-- begin Material provided --
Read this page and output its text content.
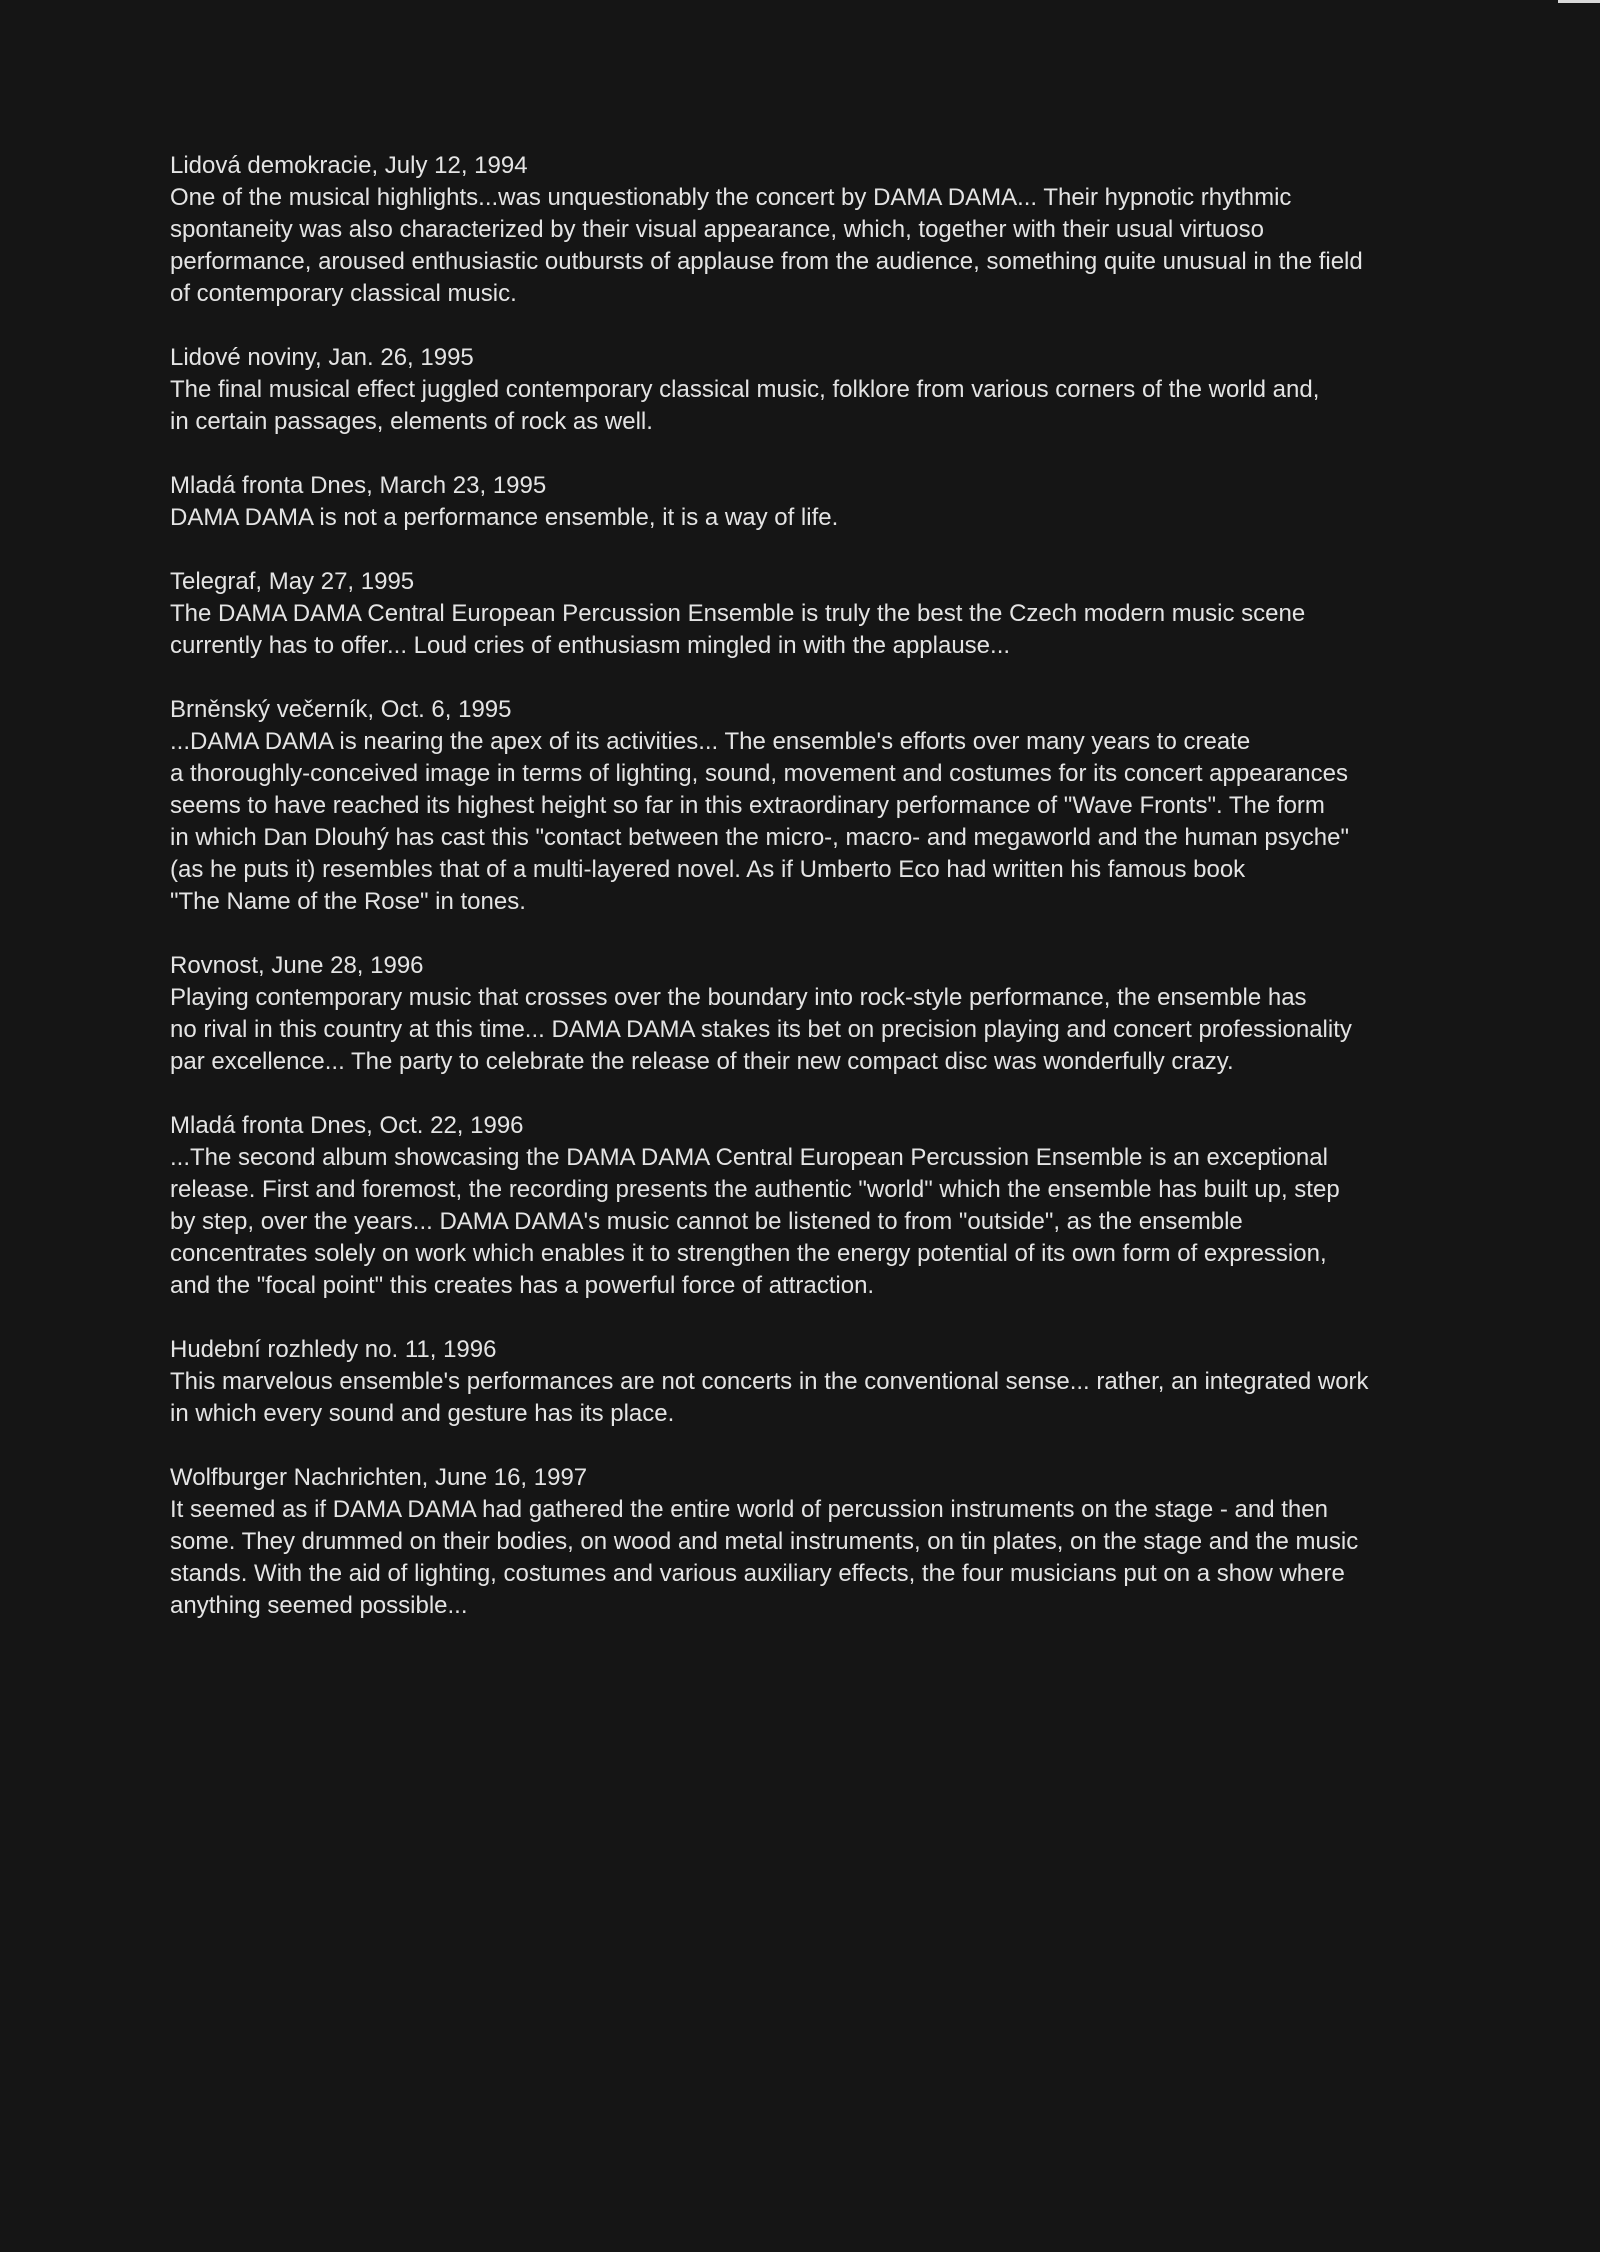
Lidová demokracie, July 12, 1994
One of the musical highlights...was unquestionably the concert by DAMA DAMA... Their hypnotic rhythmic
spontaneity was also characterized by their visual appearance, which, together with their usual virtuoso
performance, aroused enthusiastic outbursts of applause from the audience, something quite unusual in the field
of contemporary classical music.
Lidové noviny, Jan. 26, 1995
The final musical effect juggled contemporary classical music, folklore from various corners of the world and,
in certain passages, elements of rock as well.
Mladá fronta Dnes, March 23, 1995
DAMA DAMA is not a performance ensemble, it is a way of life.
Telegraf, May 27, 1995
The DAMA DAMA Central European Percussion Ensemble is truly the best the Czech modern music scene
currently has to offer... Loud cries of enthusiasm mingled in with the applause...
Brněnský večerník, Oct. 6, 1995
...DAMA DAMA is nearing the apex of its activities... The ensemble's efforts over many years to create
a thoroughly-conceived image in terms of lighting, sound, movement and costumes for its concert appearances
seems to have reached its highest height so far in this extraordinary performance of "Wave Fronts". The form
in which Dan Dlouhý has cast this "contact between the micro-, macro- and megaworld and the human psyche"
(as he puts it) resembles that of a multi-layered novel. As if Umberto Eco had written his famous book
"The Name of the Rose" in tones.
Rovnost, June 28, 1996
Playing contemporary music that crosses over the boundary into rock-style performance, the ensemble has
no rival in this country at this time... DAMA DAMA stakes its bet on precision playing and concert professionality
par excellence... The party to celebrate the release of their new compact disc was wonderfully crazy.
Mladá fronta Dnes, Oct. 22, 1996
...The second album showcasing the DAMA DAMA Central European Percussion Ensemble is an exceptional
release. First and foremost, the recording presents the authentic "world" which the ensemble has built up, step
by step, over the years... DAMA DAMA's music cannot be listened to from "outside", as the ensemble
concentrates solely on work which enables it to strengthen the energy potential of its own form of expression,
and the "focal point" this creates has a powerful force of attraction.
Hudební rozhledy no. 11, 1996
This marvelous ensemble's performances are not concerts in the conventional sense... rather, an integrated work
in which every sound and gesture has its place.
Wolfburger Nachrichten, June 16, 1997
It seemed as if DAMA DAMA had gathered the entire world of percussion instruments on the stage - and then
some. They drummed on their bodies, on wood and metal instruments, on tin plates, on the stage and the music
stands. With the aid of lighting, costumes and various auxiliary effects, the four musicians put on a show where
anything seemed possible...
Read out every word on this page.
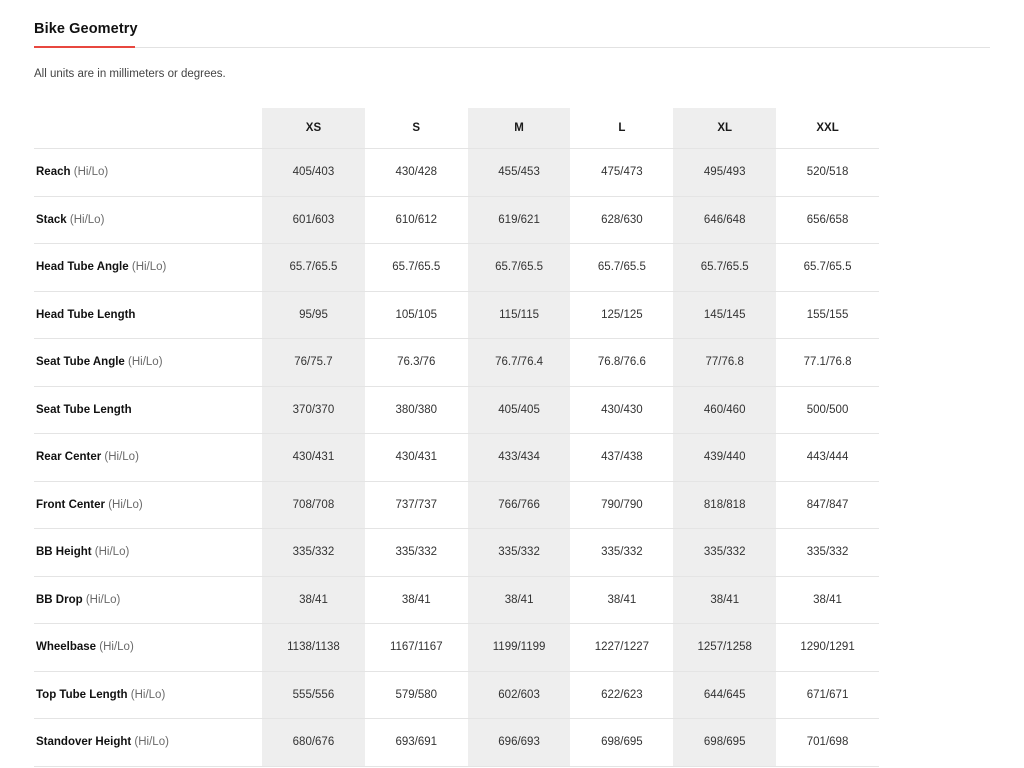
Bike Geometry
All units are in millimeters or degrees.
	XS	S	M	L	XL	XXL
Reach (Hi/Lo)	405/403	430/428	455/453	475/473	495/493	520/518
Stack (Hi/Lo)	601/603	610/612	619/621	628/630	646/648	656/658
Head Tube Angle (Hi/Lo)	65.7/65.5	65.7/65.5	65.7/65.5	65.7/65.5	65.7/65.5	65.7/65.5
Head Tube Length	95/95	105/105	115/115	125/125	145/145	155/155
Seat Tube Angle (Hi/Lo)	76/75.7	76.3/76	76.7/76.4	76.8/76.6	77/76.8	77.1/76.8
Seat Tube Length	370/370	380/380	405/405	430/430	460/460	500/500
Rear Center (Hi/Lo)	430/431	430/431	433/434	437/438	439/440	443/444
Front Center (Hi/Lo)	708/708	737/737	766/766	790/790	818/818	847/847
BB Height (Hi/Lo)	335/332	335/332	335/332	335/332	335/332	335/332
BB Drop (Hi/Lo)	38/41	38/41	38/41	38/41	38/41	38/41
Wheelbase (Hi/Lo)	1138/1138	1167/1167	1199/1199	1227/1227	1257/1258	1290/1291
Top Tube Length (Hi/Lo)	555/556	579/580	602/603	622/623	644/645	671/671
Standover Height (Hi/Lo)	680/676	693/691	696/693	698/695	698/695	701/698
-- end Material provided --
Problem requirements: Retype the data above exactly; pictures are not part of the copy.

Solution to the exercise:
Read this page and output its text content.
Lidová demokracie, July 12, 1994
One of the musical highlights...was unquestionably the concert by DAMA DAMA... Their hypnotic rhythmic
spontaneity was also characterized by their visual appearance, which, together with their usual virtuoso
performance, aroused enthusiastic outbursts of applause from the audience, something quite unusual in the field
of contemporary classical music.
Lidové noviny, Jan. 26, 1995
The final musical effect juggled contemporary classical music, folklore from various corners of the world and,
in certain passages, elements of rock as well.
Mladá fronta Dnes, March 23, 1995
DAMA DAMA is not a performance ensemble, it is a way of life.
Telegraf, May 27, 1995
The DAMA DAMA Central European Percussion Ensemble is truly the best the Czech modern music scene
currently has to offer... Loud cries of enthusiasm mingled in with the applause...
Brněnský večerník, Oct. 6, 1995
...DAMA DAMA is nearing the apex of its activities... The ensemble's efforts over many years to create
a thoroughly-conceived image in terms of lighting, sound, movement and costumes for its concert appearances
seems to have reached its highest height so far in this extraordinary performance of "Wave Fronts". The form
in which Dan Dlouhý has cast this "contact between the micro-, macro- and megaworld and the human psyche"
(as he puts it) resembles that of a multi-layered novel. As if Umberto Eco had written his famous book
"The Name of the Rose" in tones.
Rovnost, June 28, 1996
Playing contemporary music that crosses over the boundary into rock-style performance, the ensemble has
no rival in this country at this time... DAMA DAMA stakes its bet on precision playing and concert professionality
par excellence... The party to celebrate the release of their new compact disc was wonderfully crazy.
Mladá fronta Dnes, Oct. 22, 1996
...The second album showcasing the DAMA DAMA Central European Percussion Ensemble is an exceptional
release. First and foremost, the recording presents the authentic "world" which the ensemble has built up, step
by step, over the years... DAMA DAMA's music cannot be listened to from "outside", as the ensemble
concentrates solely on work which enables it to strengthen the energy potential of its own form of expression,
and the "focal point" this creates has a powerful force of attraction.
Hudební rozhledy no. 11, 1996
This marvelous ensemble's performances are not concerts in the conventional sense... rather, an integrated work
in which every sound and gesture has its place.
Wolfburger Nachrichten, June 16, 1997
It seemed as if DAMA DAMA had gathered the entire world of percussion instruments on the stage - and then
some. They drummed on their bodies, on wood and metal instruments, on tin plates, on the stage and the music
stands. With the aid of lighting, costumes and various auxiliary effects, the four musicians put on a show where
anything seemed possible...
Read out every word on this page.
Bike Geometry
All units are in millimeters or degrees.
	XS	S	M	L	XL	XXL
Reach (Hi/Lo)	405/403	430/428	455/453	475/473	495/493	520/518
Stack (Hi/Lo)	601/603	610/612	619/621	628/630	646/648	656/658
Head Tube Angle (Hi/Lo)	65.7/65.5	65.7/65.5	65.7/65.5	65.7/65.5	65.7/65.5	65.7/65.5
Head Tube Length	95/95	105/105	115/115	125/125	145/145	155/155
Seat Tube Angle (Hi/Lo)	76/75.7	76.3/76	76.7/76.4	76.8/76.6	77/76.8	77.1/76.8
Seat Tube Length	370/370	380/380	405/405	430/430	460/460	500/500
Rear Center (Hi/Lo)	430/431	430/431	433/434	437/438	439/440	443/444
Front Center (Hi/Lo)	708/708	737/737	766/766	790/790	818/818	847/847
BB Height (Hi/Lo)	335/332	335/332	335/332	335/332	335/332	335/332
BB Drop (Hi/Lo)	38/41	38/41	38/41	38/41	38/41	38/41
Wheelbase (Hi/Lo)	1138/1138	1167/1167	1199/1199	1227/1227	1257/1258	1290/1291
Top Tube Length (Hi/Lo)	555/556	579/580	602/603	622/623	644/645	671/671
Standover Height (Hi/Lo)	680/676	693/691	696/693	698/695	698/695	701/698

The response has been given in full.